Set down the material once more, exactly as it appears.
--- begin Supplied information ---
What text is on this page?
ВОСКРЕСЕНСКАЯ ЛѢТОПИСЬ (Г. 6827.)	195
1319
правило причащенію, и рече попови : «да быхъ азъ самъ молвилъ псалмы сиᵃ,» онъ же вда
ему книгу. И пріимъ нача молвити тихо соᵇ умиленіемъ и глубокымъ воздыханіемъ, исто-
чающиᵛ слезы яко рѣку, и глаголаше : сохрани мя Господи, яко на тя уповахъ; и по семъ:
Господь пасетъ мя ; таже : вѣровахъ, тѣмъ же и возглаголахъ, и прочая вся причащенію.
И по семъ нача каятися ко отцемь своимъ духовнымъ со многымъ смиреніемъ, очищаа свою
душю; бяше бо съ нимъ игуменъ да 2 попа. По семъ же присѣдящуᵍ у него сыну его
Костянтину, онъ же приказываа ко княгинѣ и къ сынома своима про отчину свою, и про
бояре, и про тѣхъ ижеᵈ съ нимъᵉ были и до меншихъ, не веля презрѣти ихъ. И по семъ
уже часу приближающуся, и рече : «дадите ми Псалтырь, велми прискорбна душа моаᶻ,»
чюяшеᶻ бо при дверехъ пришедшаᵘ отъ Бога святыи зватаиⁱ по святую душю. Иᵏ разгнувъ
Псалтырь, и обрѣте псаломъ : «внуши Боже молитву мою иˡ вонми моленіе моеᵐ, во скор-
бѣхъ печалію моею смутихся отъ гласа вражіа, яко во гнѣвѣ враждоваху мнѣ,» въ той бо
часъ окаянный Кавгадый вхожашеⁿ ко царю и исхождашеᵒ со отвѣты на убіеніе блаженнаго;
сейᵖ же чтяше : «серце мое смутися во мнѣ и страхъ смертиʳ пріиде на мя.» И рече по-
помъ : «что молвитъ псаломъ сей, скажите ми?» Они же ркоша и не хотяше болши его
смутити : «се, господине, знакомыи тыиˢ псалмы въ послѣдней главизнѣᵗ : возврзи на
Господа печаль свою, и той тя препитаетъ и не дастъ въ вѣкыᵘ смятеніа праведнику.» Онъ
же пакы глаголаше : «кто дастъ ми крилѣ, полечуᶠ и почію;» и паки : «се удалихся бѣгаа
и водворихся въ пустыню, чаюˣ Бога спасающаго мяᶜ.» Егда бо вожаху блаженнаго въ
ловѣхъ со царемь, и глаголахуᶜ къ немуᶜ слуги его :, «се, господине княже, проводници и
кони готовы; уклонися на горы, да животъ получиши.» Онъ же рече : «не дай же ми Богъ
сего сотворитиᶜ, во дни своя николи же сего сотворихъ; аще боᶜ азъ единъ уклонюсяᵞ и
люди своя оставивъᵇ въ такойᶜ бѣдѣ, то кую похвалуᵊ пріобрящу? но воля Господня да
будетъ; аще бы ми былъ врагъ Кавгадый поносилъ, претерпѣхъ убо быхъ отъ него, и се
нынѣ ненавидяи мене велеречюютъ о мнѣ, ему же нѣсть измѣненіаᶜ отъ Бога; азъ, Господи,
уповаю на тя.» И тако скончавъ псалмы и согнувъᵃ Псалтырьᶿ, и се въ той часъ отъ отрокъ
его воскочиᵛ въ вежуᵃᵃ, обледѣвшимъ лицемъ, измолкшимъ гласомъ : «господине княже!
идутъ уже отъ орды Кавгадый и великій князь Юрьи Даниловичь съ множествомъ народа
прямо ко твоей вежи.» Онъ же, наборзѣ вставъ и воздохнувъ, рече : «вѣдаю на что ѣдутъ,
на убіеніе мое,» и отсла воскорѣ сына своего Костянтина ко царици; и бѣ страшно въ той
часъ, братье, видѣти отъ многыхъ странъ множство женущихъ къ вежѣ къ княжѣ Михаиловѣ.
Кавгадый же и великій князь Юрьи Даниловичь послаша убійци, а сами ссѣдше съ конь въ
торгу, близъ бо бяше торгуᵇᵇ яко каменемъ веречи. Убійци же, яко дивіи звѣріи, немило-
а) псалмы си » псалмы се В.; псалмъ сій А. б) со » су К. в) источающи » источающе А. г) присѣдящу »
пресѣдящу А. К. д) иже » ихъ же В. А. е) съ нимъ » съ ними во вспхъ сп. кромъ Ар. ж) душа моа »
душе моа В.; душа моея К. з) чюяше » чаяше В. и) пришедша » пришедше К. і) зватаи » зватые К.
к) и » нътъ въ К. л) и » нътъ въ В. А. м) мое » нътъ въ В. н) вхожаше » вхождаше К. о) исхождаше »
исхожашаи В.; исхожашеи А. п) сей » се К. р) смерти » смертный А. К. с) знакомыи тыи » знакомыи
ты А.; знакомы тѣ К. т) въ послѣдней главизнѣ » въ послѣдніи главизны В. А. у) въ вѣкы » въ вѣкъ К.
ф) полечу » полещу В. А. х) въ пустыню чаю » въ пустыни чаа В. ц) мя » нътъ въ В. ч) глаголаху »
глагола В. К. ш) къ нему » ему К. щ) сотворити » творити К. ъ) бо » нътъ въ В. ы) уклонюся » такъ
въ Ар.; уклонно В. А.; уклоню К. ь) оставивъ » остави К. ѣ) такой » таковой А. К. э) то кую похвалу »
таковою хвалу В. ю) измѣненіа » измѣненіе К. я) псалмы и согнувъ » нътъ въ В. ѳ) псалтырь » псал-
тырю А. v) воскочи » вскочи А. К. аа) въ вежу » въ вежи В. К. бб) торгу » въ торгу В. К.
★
--- end Supplied information ---
▶ [The output]
What text is on this page?
ВОСКРЕСЕНСКАЯ ЛѢТОПИСЬ (Г. 6827.)	195
1319
правило причащенію, и рече попови : «да быхъ азъ самъ молвилъ псалмы сиᵃ,» онъ же вда
ему книгу. И пріимъ нача молвити тихо соᵇ умиленіемъ и глубокымъ воздыханіемъ, исто-
чающиᵛ слезы яко рѣку, и глаголаше : сохрани мя Господи, яко на тя уповахъ; и по семъ:
Господь пасетъ мя ; таже : вѣровахъ, тѣмъ же и возглаголахъ, и прочая вся причащенію.
И по семъ нача каятися ко отцемь своимъ духовнымъ со многымъ смиреніемъ, очищаа свою
душю; бяше бо съ нимъ игуменъ да 2 попа. По семъ же присѣдящуᵍ у него сыну его
Костянтину, онъ же приказываа ко княгинѣ и къ сынома своима про отчину свою, и про
бояре, и про тѣхъ ижеᵈ съ нимъᵉ были и до меншихъ, не веля презрѣти ихъ. И по семъ
уже часу приближающуся, и рече : «дадите ми Псалтырь, велми прискорбна душа моаᶻ,»
чюяшеᶻ бо при дверехъ пришедшаᵘ отъ Бога святыи зватаиⁱ по святую душю. Иᵏ разгнувъ
Псалтырь, и обрѣте псаломъ : «внуши Боже молитву мою иˡ вонми моленіе моеᵐ, во скор-
бѣхъ печалію моею смутихся отъ гласа вражіа, яко во гнѣвѣ враждоваху мнѣ,» въ той бо
часъ окаянный Кавгадый вхожашеⁿ ко царю и исхождашеᵒ со отвѣты на убіеніе блаженнаго;
сейᵖ же чтяше : «серце мое смутися во мнѣ и страхъ смертиʳ пріиде на мя.» И рече по-
помъ : «что молвитъ псаломъ сей, скажите ми?» Они же ркоша и не хотяше болши его
смутити : «се, господине, знакомыи тыиˢ псалмы въ послѣдней главизнѣᵗ : возврзи на
Господа печаль свою, и той тя препитаетъ и не дастъ въ вѣкыᵘ смятеніа праведнику.» Онъ
же пакы глаголаше : «кто дастъ ми крилѣ, полечуᶠ и почію;» и паки : «се удалихся бѣгаа
и водворихся въ пустыню, чаюˣ Бога спасающаго мяᶜ.» Егда бо вожаху блаженнаго въ
ловѣхъ со царемь, и глаголахуᶜ къ немуᶜ слуги его :, «се, господине княже, проводници и
кони готовы; уклонися на горы, да животъ получиши.» Онъ же рече : «не дай же ми Богъ
сего сотворитиᶜ, во дни своя николи же сего сотворихъ; аще боᶜ азъ единъ уклонюсяᵞ и
люди своя оставивъᵇ въ такойᶜ бѣдѣ, то кую похвалуᵊ пріобрящу? но воля Господня да
будетъ; аще бы ми былъ врагъ Кавгадый поносилъ, претерпѣхъ убо быхъ отъ него, и се
нынѣ ненавидяи мене велеречюютъ о мнѣ, ему же нѣсть измѣненіаᶜ отъ Бога; азъ, Господи,
уповаю на тя.» И тако скончавъ псалмы и согнувъᵃ Псалтырьᶿ, и се въ той часъ отъ отрокъ
его воскочиᵛ въ вежуᵃᵃ, обледѣвшимъ лицемъ, измолкшимъ гласомъ : «господине княже!
идутъ уже отъ орды Кавгадый и великій князь Юрьи Даниловичь съ множествомъ народа
прямо ко твоей вежи.» Онъ же, наборзѣ вставъ и воздохнувъ, рече : «вѣдаю на что ѣдутъ,
на убіеніе мое,» и отсла воскорѣ сына своего Костянтина ко царици; и бѣ страшно въ той
часъ, братье, видѣти отъ многыхъ странъ множство женущихъ къ вежѣ къ княжѣ Михаиловѣ.
Кавгадый же и великій князь Юрьи Даниловичь послаша убійци, а сами ссѣдше съ конь въ
торгу, близъ бо бяше торгуᵇᵇ яко каменемъ веречи. Убійци же, яко дивіи звѣріи, немило-
а) псалмы си » псалмы се В.; псалмъ сій А. б) со » су К. в) источающи » источающе А. г) присѣдящу »
пресѣдящу А. К. д) иже » ихъ же В. А. е) съ нимъ » съ ними во вспхъ сп. кромъ Ар. ж) душа моа »
душе моа В.; душа моея К. з) чюяше » чаяше В. и) пришедша » пришедше К. і) зватаи » зватые К.
к) и » нътъ въ К. л) и » нътъ въ В. А. м) мое » нътъ въ В. н) вхожаше » вхождаше К. о) исхождаше »
исхожашаи В.; исхожашеи А. п) сей » се К. р) смерти » смертный А. К. с) знакомыи тыи » знакомыи
ты А.; знакомы тѣ К. т) въ послѣдней главизнѣ » въ послѣдніи главизны В. А. у) въ вѣкы » въ вѣкъ К.
ф) полечу » полещу В. А. х) въ пустыню чаю » въ пустыни чаа В. ц) мя » нътъ въ В. ч) глаголаху »
глагола В. К. ш) къ нему » ему К. щ) сотворити » творити К. ъ) бо » нътъ въ В. ы) уклонюся » такъ
въ Ар.; уклонно В. А.; уклоню К. ь) оставивъ » остави К. ѣ) такой » таковой А. К. э) то кую похвалу »
таковою хвалу В. ю) измѣненіа » измѣненіе К. я) псалмы и согнувъ » нътъ въ В. ѳ) псалтырь » псал-
тырю А. v) воскочи » вскочи А. К. аа) въ вежу » въ вежи В. К. бб) торгу » въ торгу В. К.
★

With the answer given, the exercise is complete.